Requirements: Will you output the entries below exactly, skipping every image they contain?

--*--

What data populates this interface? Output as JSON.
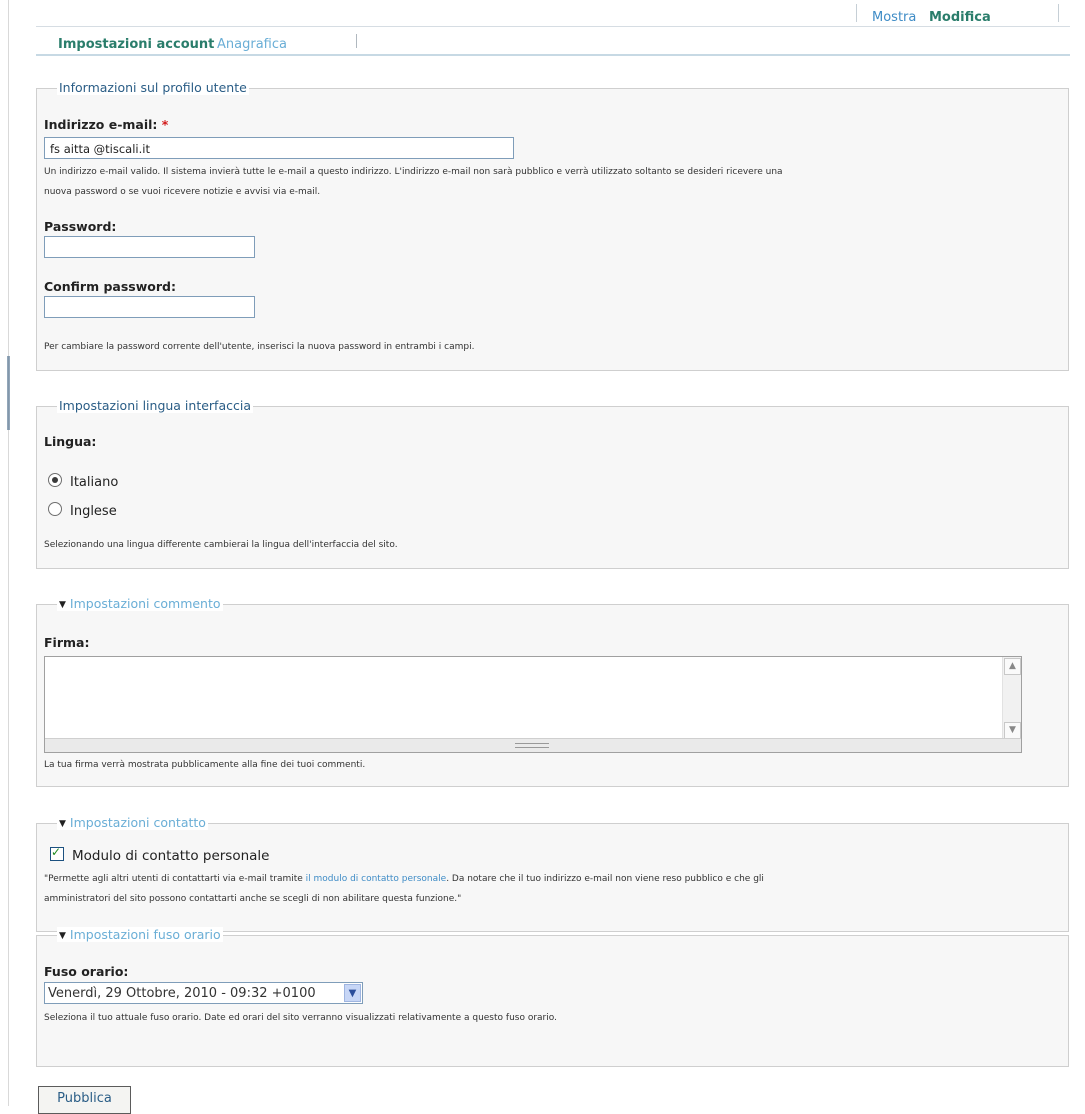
{
  "top_tabs": {
    "mostra": "Mostra",
    "modifica": "Modifica"
  },
  "sub_tabs": {
    "account": "Impostazioni account",
    "anagrafica": "Anagrafica"
  },
  "profile": {
    "legend": "Informazioni sul profilo utente",
    "email_label": "Indirizzo e-mail:",
    "required_mark": "*",
    "email_value": "fs aitta @tiscali.it",
    "email_help_1": "Un indirizzo e-mail valido. Il sistema invierà tutte le e-mail a questo indirizzo. L'indirizzo e-mail non sarà pubblico e verrà utilizzato soltanto se desideri ricevere una",
    "email_help_2": "nuova password o se vuoi ricevere notizie e avvisi via e-mail.",
    "password_label": "Password:",
    "confirm_label": "Confirm password:",
    "password_help": "Per cambiare la password corrente dell'utente, inserisci la nuova password in entrambi i campi."
  },
  "language": {
    "legend": "Impostazioni lingua interfaccia",
    "label": "Lingua:",
    "options": [
      "Italiano",
      "Inglese"
    ],
    "selected": "Italiano",
    "help": "Selezionando una lingua differente cambierai la lingua dell'interfaccia del sito."
  },
  "comment": {
    "legend": "Impostazioni commento",
    "label": "Firma:",
    "value": "",
    "help": "La tua firma verrà mostrata pubblicamente alla fine dei tuoi commenti."
  },
  "contact": {
    "legend": "Impostazioni contatto",
    "checkbox_label": "Modulo di contatto personale",
    "checked": true,
    "help_1a": "\"Permette agli altri utenti di contattarti via e-mail tramite ",
    "help_link": "il modulo di contatto personale",
    "help_1b": ". Da notare che il tuo indirizzo e-mail non viene reso pubblico e che gli",
    "help_2": "amministratori del sito possono contattarti anche se scegli di non abilitare questa funzione.\""
  },
  "timezone": {
    "legend": "Impostazioni fuso orario",
    "label": "Fuso orario:",
    "selected": "Venerdì, 29 Ottobre, 2010 - 09:32 +0100",
    "help": "Seleziona il tuo attuale fuso orario. Date ed orari del sito verranno visualizzati relativamente a questo fuso orario."
  },
  "submit_label": "Pubblica",
  "colors": {
    "link": "#3f8cc6",
    "active_tab": "#2a7d6b",
    "legend": "#2a5d86",
    "required": "#d21b1b"
  }
}
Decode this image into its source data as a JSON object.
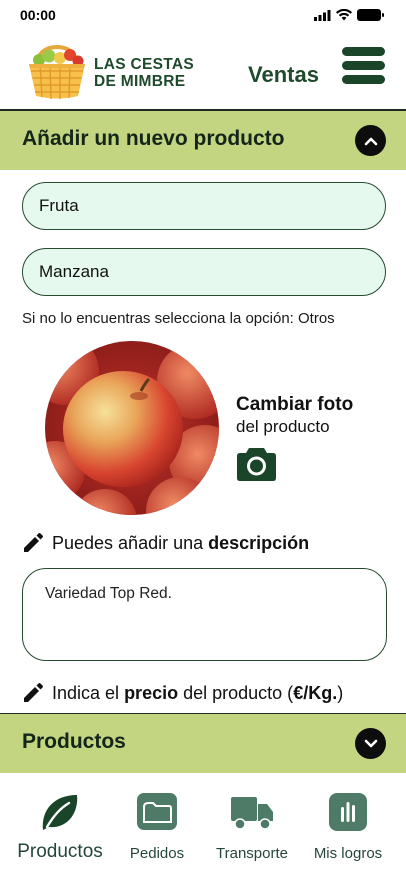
{
  "status_bar": {
    "time": "00:00"
  },
  "header": {
    "brand_line1": "LAS CESTAS",
    "brand_line2": "DE MIMBRE",
    "title": "Ventas"
  },
  "add_section": {
    "title": "Añadir un nuevo producto"
  },
  "form": {
    "category_value": "Fruta",
    "product_value": "Manzana",
    "hint": "Si no lo encuentras selecciona la opción: Otros",
    "change_photo_main": "Cambiar foto",
    "change_photo_sub": "del producto",
    "description_label_prefix": "Puedes añadir una",
    "description_label_bold": "descripción",
    "description_value": "Variedad Top Red.",
    "price_label_prefix": "Indica el",
    "price_label_bold": "precio",
    "price_label_mid": "del producto (",
    "price_label_unit": "€/Kg.",
    "price_label_end": ")"
  },
  "products_section": {
    "title": "Productos"
  },
  "bottom_nav": {
    "items": [
      {
        "label": "Productos",
        "icon": "leaf-icon",
        "active": true
      },
      {
        "label": "Pedidos",
        "icon": "folder-icon",
        "active": false
      },
      {
        "label": "Transporte",
        "icon": "truck-icon",
        "active": false
      },
      {
        "label": "Mis logros",
        "icon": "bar-chart-icon",
        "active": false
      }
    ]
  },
  "colors": {
    "brand_green": "#1a4529",
    "section_bar": "#c4d581",
    "input_fill": "#e6f9ee",
    "nav_icon_bg": "#4e7b68"
  }
}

--*--

Answer in full:
What data populates this interface? Output as JSON.
{
  "top_tabs": {
    "mostra": "Mostra",
    "modifica": "Modifica"
  },
  "sub_tabs": {
    "account": "Impostazioni account",
    "anagrafica": "Anagrafica"
  },
  "profile": {
    "legend": "Informazioni sul profilo utente",
    "email_label": "Indirizzo e-mail:",
    "required_mark": "*",
    "email_value": "fs aitta @tiscali.it",
    "email_help_1": "Un indirizzo e-mail valido. Il sistema invierà tutte le e-mail a questo indirizzo. L'indirizzo e-mail non sarà pubblico e verrà utilizzato soltanto se desideri ricevere una",
    "email_help_2": "nuova password o se vuoi ricevere notizie e avvisi via e-mail.",
    "password_label": "Password:",
    "confirm_label": "Confirm password:",
    "password_help": "Per cambiare la password corrente dell'utente, inserisci la nuova password in entrambi i campi."
  },
  "language": {
    "legend": "Impostazioni lingua interfaccia",
    "label": "Lingua:",
    "options": [
      "Italiano",
      "Inglese"
    ],
    "selected": "Italiano",
    "help": "Selezionando una lingua differente cambierai la lingua dell'interfaccia del sito."
  },
  "comment": {
    "legend": "Impostazioni commento",
    "label": "Firma:",
    "value": "",
    "help": "La tua firma verrà mostrata pubblicamente alla fine dei tuoi commenti."
  },
  "contact": {
    "legend": "Impostazioni contatto",
    "checkbox_label": "Modulo di contatto personale",
    "checked": true,
    "help_1a": "\"Permette agli altri utenti di contattarti via e-mail tramite ",
    "help_link": "il modulo di contatto personale",
    "help_1b": ". Da notare che il tuo indirizzo e-mail non viene reso pubblico e che gli",
    "help_2": "amministratori del sito possono contattarti anche se scegli di non abilitare questa funzione.\""
  },
  "timezone": {
    "legend": "Impostazioni fuso orario",
    "label": "Fuso orario:",
    "selected": "Venerdì, 29 Ottobre, 2010 - 09:32 +0100",
    "help": "Seleziona il tuo attuale fuso orario. Date ed orari del sito verranno visualizzati relativamente a questo fuso orario."
  },
  "submit_label": "Pubblica",
  "colors": {
    "link": "#3f8cc6",
    "active_tab": "#2a7d6b",
    "legend": "#2a5d86",
    "required": "#d21b1b"
  }
}
Decode this image into its source data as a JSON object.
{
  "status_bar": {
    "time": "00:00"
  },
  "header": {
    "brand_line1": "LAS CESTAS",
    "brand_line2": "DE MIMBRE",
    "title": "Ventas"
  },
  "add_section": {
    "title": "Añadir un nuevo producto"
  },
  "form": {
    "category_value": "Fruta",
    "product_value": "Manzana",
    "hint": "Si no lo encuentras selecciona la opción: Otros",
    "change_photo_main": "Cambiar foto",
    "change_photo_sub": "del producto",
    "description_label_prefix": "Puedes añadir una",
    "description_label_bold": "descripción",
    "description_value": "Variedad Top Red.",
    "price_label_prefix": "Indica el",
    "price_label_bold": "precio",
    "price_label_mid": "del producto (",
    "price_label_unit": "€/Kg.",
    "price_label_end": ")"
  },
  "products_section": {
    "title": "Productos"
  },
  "bottom_nav": {
    "items": [
      {
        "label": "Productos",
        "icon": "leaf-icon",
        "active": true
      },
      {
        "label": "Pedidos",
        "icon": "folder-icon",
        "active": false
      },
      {
        "label": "Transporte",
        "icon": "truck-icon",
        "active": false
      },
      {
        "label": "Mis logros",
        "icon": "bar-chart-icon",
        "active": false
      }
    ]
  },
  "colors": {
    "brand_green": "#1a4529",
    "section_bar": "#c4d581",
    "input_fill": "#e6f9ee",
    "nav_icon_bg": "#4e7b68"
  }
}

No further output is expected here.